## Written task
Check each line of the listing, and copy it if it contains the word "text".

(Stored data)
--- BEGIN ---

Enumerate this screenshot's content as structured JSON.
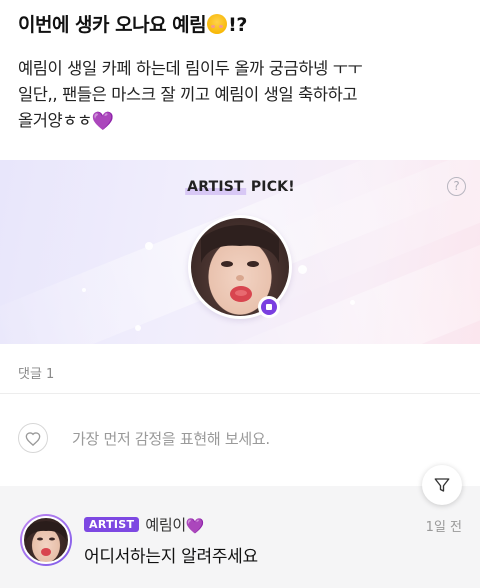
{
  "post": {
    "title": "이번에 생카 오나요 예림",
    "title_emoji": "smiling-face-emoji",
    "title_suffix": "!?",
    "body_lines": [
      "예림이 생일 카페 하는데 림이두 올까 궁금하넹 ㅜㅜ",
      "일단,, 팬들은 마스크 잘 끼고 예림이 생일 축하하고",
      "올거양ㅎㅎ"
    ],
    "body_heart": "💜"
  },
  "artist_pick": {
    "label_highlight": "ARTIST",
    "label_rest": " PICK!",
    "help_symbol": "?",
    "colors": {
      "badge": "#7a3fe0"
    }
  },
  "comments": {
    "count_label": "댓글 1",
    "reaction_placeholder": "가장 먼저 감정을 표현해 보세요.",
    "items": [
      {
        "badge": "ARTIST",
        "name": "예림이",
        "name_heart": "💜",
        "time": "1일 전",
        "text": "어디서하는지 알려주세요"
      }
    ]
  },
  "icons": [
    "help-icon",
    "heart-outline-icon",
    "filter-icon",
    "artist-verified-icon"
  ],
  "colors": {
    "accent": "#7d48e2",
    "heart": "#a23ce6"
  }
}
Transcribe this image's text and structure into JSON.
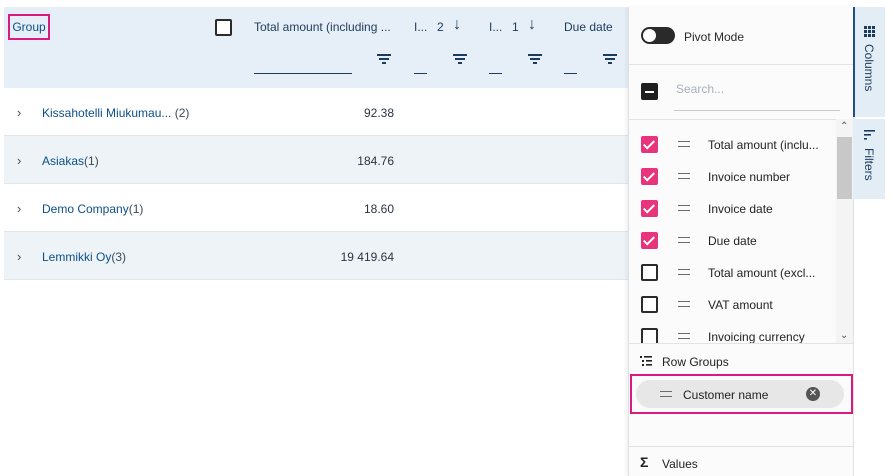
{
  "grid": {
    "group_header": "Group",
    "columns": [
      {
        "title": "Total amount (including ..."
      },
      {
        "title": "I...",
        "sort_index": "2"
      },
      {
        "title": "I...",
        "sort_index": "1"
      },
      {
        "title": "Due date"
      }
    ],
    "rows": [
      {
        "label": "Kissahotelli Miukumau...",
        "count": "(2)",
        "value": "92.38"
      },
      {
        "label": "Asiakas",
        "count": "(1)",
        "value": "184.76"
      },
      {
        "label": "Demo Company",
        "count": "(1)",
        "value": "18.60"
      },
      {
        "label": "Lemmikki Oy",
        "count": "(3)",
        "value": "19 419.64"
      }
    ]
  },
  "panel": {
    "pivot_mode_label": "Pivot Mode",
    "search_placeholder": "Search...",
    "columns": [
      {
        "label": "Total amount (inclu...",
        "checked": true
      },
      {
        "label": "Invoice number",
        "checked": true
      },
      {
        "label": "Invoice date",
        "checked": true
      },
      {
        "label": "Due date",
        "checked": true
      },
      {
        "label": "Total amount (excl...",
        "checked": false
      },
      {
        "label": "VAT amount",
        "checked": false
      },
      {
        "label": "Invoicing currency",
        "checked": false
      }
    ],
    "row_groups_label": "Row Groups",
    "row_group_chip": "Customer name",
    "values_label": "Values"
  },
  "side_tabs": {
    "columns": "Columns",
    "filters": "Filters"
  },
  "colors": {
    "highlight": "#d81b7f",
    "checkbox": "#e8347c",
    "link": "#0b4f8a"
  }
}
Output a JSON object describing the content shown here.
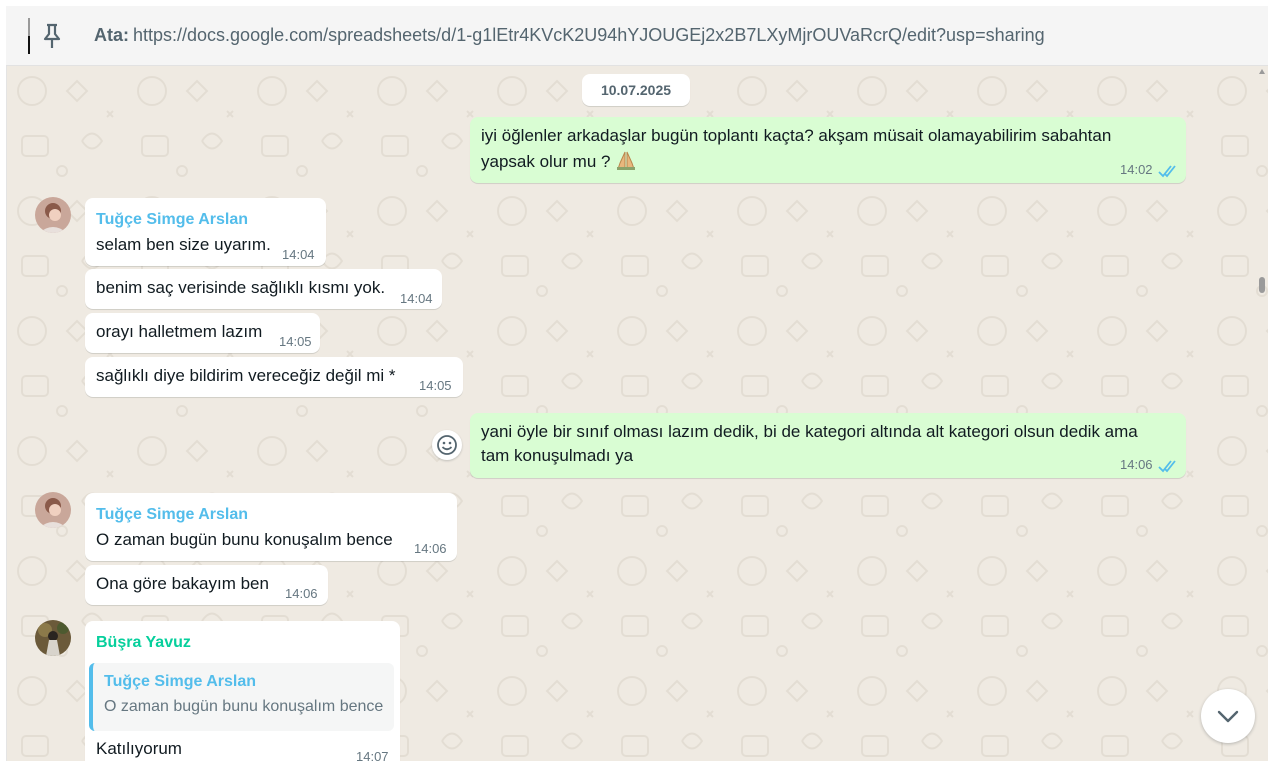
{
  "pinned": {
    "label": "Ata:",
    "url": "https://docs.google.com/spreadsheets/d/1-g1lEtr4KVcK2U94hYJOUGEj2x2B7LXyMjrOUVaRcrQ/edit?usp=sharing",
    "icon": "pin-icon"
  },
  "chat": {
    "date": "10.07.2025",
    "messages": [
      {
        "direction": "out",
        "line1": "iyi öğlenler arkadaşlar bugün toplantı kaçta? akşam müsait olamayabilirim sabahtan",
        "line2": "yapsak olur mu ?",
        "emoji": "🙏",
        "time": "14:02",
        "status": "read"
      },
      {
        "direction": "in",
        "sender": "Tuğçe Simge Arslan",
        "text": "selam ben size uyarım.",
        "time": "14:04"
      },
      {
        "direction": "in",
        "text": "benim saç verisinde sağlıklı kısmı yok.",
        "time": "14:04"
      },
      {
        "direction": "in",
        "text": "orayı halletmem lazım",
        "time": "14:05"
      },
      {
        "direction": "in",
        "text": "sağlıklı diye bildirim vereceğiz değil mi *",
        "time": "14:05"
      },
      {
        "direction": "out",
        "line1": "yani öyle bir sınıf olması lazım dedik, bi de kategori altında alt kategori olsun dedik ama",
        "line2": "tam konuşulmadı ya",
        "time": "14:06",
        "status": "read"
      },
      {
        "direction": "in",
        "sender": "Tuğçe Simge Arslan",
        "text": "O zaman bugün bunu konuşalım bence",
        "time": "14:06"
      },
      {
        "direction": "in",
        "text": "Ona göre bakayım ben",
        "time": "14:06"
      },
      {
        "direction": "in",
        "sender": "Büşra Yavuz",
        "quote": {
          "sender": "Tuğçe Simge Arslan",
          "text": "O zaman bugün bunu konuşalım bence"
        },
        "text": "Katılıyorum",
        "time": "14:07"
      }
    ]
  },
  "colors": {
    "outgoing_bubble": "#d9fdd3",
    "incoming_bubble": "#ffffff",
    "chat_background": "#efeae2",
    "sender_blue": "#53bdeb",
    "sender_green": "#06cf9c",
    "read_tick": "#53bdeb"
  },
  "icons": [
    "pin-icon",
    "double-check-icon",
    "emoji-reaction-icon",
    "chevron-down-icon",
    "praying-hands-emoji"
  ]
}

--- END ---

## Reply
        "text": "어디서하는지 알려주세요"
Transcribe this image's text and structure into JSON.
        "text": "selam ben size uyarım.",
        "text": "benim saç verisinde sağlıklı kısmı yok.",
        "text": "orayı halletmem lazım",
        "text": "sağlıklı diye bildirim vereceğiz değil mi *",
        "text": "O zaman bugün bunu konuşalım bence",
        "text": "Ona göre bakayım ben",
          "text": "O zaman bugün bunu konuşalım bence"
        "text": "Katılıyorum",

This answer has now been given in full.